- **Exercise details**:
Print out the material that follows word for word.

- **Source material**:
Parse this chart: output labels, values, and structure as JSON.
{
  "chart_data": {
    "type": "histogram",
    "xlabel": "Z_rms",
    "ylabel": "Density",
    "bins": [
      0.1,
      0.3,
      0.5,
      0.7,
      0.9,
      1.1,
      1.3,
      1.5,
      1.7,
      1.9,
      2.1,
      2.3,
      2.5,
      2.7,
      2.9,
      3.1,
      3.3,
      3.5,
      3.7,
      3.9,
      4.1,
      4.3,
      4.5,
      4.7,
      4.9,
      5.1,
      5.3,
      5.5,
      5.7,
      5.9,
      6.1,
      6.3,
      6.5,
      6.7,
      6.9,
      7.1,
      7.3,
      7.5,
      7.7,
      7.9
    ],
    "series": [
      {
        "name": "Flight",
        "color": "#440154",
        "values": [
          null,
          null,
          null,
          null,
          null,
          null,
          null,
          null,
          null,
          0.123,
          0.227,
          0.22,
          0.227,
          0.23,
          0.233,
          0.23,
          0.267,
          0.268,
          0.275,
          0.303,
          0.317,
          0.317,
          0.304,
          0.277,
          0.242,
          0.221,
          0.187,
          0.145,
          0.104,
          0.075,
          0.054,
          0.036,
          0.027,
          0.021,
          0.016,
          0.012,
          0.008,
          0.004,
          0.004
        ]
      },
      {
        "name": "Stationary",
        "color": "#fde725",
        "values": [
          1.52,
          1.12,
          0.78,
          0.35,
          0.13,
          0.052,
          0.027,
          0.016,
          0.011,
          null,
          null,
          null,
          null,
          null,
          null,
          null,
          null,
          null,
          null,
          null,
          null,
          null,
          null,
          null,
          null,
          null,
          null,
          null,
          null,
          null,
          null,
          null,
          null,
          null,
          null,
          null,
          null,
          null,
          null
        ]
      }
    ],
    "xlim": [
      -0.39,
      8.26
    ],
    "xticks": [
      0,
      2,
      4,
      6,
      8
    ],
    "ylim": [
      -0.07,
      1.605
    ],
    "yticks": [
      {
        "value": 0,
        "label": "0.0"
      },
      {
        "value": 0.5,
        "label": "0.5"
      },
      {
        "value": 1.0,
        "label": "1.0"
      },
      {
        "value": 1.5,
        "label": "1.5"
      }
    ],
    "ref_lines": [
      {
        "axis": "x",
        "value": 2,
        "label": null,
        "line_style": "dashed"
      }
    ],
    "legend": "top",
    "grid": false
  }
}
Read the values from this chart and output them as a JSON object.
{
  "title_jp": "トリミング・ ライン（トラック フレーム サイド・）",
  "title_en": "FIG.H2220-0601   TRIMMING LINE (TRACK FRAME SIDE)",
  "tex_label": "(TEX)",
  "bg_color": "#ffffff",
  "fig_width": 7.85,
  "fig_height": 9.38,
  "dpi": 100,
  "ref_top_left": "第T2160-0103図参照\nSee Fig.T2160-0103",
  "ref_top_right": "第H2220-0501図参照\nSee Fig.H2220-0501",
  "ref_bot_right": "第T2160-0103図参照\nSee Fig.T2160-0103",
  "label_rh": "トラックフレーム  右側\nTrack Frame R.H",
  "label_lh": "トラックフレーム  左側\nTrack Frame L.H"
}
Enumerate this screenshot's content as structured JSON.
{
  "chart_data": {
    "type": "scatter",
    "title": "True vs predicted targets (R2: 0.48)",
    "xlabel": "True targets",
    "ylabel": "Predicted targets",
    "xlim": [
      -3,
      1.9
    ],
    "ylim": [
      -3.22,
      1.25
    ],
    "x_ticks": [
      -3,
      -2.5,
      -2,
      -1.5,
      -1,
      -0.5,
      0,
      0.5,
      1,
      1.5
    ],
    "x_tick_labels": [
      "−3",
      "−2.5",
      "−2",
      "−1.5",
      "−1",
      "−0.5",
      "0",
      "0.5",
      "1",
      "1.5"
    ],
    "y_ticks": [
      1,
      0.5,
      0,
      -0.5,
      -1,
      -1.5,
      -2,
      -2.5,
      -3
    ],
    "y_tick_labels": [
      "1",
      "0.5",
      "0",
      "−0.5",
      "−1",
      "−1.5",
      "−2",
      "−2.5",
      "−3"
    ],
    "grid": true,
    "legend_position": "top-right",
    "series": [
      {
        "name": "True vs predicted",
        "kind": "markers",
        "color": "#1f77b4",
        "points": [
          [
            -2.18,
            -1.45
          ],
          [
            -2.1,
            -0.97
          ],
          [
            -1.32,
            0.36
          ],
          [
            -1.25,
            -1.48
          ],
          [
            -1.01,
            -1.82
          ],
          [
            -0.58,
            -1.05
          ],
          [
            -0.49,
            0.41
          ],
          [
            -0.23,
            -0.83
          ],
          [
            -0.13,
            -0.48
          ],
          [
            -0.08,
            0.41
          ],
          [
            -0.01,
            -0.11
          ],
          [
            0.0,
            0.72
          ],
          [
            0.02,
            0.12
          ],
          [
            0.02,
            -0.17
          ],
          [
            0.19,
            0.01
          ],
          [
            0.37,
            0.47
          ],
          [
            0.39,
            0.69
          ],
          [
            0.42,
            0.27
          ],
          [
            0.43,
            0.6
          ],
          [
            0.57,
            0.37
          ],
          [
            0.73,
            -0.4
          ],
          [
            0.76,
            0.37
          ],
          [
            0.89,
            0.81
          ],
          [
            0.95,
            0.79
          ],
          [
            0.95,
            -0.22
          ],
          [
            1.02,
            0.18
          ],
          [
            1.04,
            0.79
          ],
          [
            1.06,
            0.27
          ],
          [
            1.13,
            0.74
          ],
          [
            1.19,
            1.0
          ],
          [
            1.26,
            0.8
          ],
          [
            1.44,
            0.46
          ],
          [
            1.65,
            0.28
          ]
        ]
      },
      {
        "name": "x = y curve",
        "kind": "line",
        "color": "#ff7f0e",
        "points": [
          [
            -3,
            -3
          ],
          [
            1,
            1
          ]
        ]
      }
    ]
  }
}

- **Task output**:
Parse this chart: output labels, values, and structure as JSON.
{
  "chart_data": {
    "type": "histogram",
    "xlabel": "Z_rms",
    "ylabel": "Density",
    "bins": [
      0.1,
      0.3,
      0.5,
      0.7,
      0.9,
      1.1,
      1.3,
      1.5,
      1.7,
      1.9,
      2.1,
      2.3,
      2.5,
      2.7,
      2.9,
      3.1,
      3.3,
      3.5,
      3.7,
      3.9,
      4.1,
      4.3,
      4.5,
      4.7,
      4.9,
      5.1,
      5.3,
      5.5,
      5.7,
      5.9,
      6.1,
      6.3,
      6.5,
      6.7,
      6.9,
      7.1,
      7.3,
      7.5,
      7.7,
      7.9
    ],
    "series": [
      {
        "name": "Flight",
        "color": "#440154",
        "values": [
          null,
          null,
          null,
          null,
          null,
          null,
          null,
          null,
          null,
          0.123,
          0.227,
          0.22,
          0.227,
          0.23,
          0.233,
          0.23,
          0.267,
          0.268,
          0.275,
          0.303,
          0.317,
          0.317,
          0.304,
          0.277,
          0.242,
          0.221,
          0.187,
          0.145,
          0.104,
          0.075,
          0.054,
          0.036,
          0.027,
          0.021,
          0.016,
          0.012,
          0.008,
          0.004,
          0.004
        ]
      },
      {
        "name": "Stationary",
        "color": "#fde725",
        "values": [
          1.52,
          1.12,
          0.78,
          0.35,
          0.13,
          0.052,
          0.027,
          0.016,
          0.011,
          null,
          null,
          null,
          null,
          null,
          null,
          null,
          null,
          null,
          null,
          null,
          null,
          null,
          null,
          null,
          null,
          null,
          null,
          null,
          null,
          null,
          null,
          null,
          null,
          null,
          null,
          null,
          null,
          null,
          null
        ]
      }
    ],
    "xlim": [
      -0.39,
      8.26
    ],
    "xticks": [
      0,
      2,
      4,
      6,
      8
    ],
    "ylim": [
      -0.07,
      1.605
    ],
    "yticks": [
      {
        "value": 0,
        "label": "0.0"
      },
      {
        "value": 0.5,
        "label": "0.5"
      },
      {
        "value": 1.0,
        "label": "1.0"
      },
      {
        "value": 1.5,
        "label": "1.5"
      }
    ],
    "ref_lines": [
      {
        "axis": "x",
        "value": 2,
        "label": null,
        "line_style": "dashed"
      }
    ],
    "legend": "top",
    "grid": false
  }
}
Read the values from this chart and output them as a JSON object.
{
  "title_jp": "トリミング・ ライン（トラック フレーム サイド・）",
  "title_en": "FIG.H2220-0601   TRIMMING LINE (TRACK FRAME SIDE)",
  "tex_label": "(TEX)",
  "bg_color": "#ffffff",
  "fig_width": 7.85,
  "fig_height": 9.38,
  "dpi": 100,
  "ref_top_left": "第T2160-0103図参照\nSee Fig.T2160-0103",
  "ref_top_right": "第H2220-0501図参照\nSee Fig.H2220-0501",
  "ref_bot_right": "第T2160-0103図参照\nSee Fig.T2160-0103",
  "label_rh": "トラックフレーム  右側\nTrack Frame R.H",
  "label_lh": "トラックフレーム  左側\nTrack Frame L.H"
}
Enumerate this screenshot's content as structured JSON.
{
  "chart_data": {
    "type": "scatter",
    "title": "True vs predicted targets (R2: 0.48)",
    "xlabel": "True targets",
    "ylabel": "Predicted targets",
    "xlim": [
      -3,
      1.9
    ],
    "ylim": [
      -3.22,
      1.25
    ],
    "x_ticks": [
      -3,
      -2.5,
      -2,
      -1.5,
      -1,
      -0.5,
      0,
      0.5,
      1,
      1.5
    ],
    "x_tick_labels": [
      "−3",
      "−2.5",
      "−2",
      "−1.5",
      "−1",
      "−0.5",
      "0",
      "0.5",
      "1",
      "1.5"
    ],
    "y_ticks": [
      1,
      0.5,
      0,
      -0.5,
      -1,
      -1.5,
      -2,
      -2.5,
      -3
    ],
    "y_tick_labels": [
      "1",
      "0.5",
      "0",
      "−0.5",
      "−1",
      "−1.5",
      "−2",
      "−2.5",
      "−3"
    ],
    "grid": true,
    "legend_position": "top-right",
    "series": [
      {
        "name": "True vs predicted",
        "kind": "markers",
        "color": "#1f77b4",
        "points": [
          [
            -2.18,
            -1.45
          ],
          [
            -2.1,
            -0.97
          ],
          [
            -1.32,
            0.36
          ],
          [
            -1.25,
            -1.48
          ],
          [
            -1.01,
            -1.82
          ],
          [
            -0.58,
            -1.05
          ],
          [
            -0.49,
            0.41
          ],
          [
            -0.23,
            -0.83
          ],
          [
            -0.13,
            -0.48
          ],
          [
            -0.08,
            0.41
          ],
          [
            -0.01,
            -0.11
          ],
          [
            0.0,
            0.72
          ],
          [
            0.02,
            0.12
          ],
          [
            0.02,
            -0.17
          ],
          [
            0.19,
            0.01
          ],
          [
            0.37,
            0.47
          ],
          [
            0.39,
            0.69
          ],
          [
            0.42,
            0.27
          ],
          [
            0.43,
            0.6
          ],
          [
            0.57,
            0.37
          ],
          [
            0.73,
            -0.4
          ],
          [
            0.76,
            0.37
          ],
          [
            0.89,
            0.81
          ],
          [
            0.95,
            0.79
          ],
          [
            0.95,
            -0.22
          ],
          [
            1.02,
            0.18
          ],
          [
            1.04,
            0.79
          ],
          [
            1.06,
            0.27
          ],
          [
            1.13,
            0.74
          ],
          [
            1.19,
            1.0
          ],
          [
            1.26,
            0.8
          ],
          [
            1.44,
            0.46
          ],
          [
            1.65,
            0.28
          ]
        ]
      },
      {
        "name": "x = y curve",
        "kind": "line",
        "color": "#ff7f0e",
        "points": [
          [
            -3,
            -3
          ],
          [
            1,
            1
          ]
        ]
      }
    ]
  }
}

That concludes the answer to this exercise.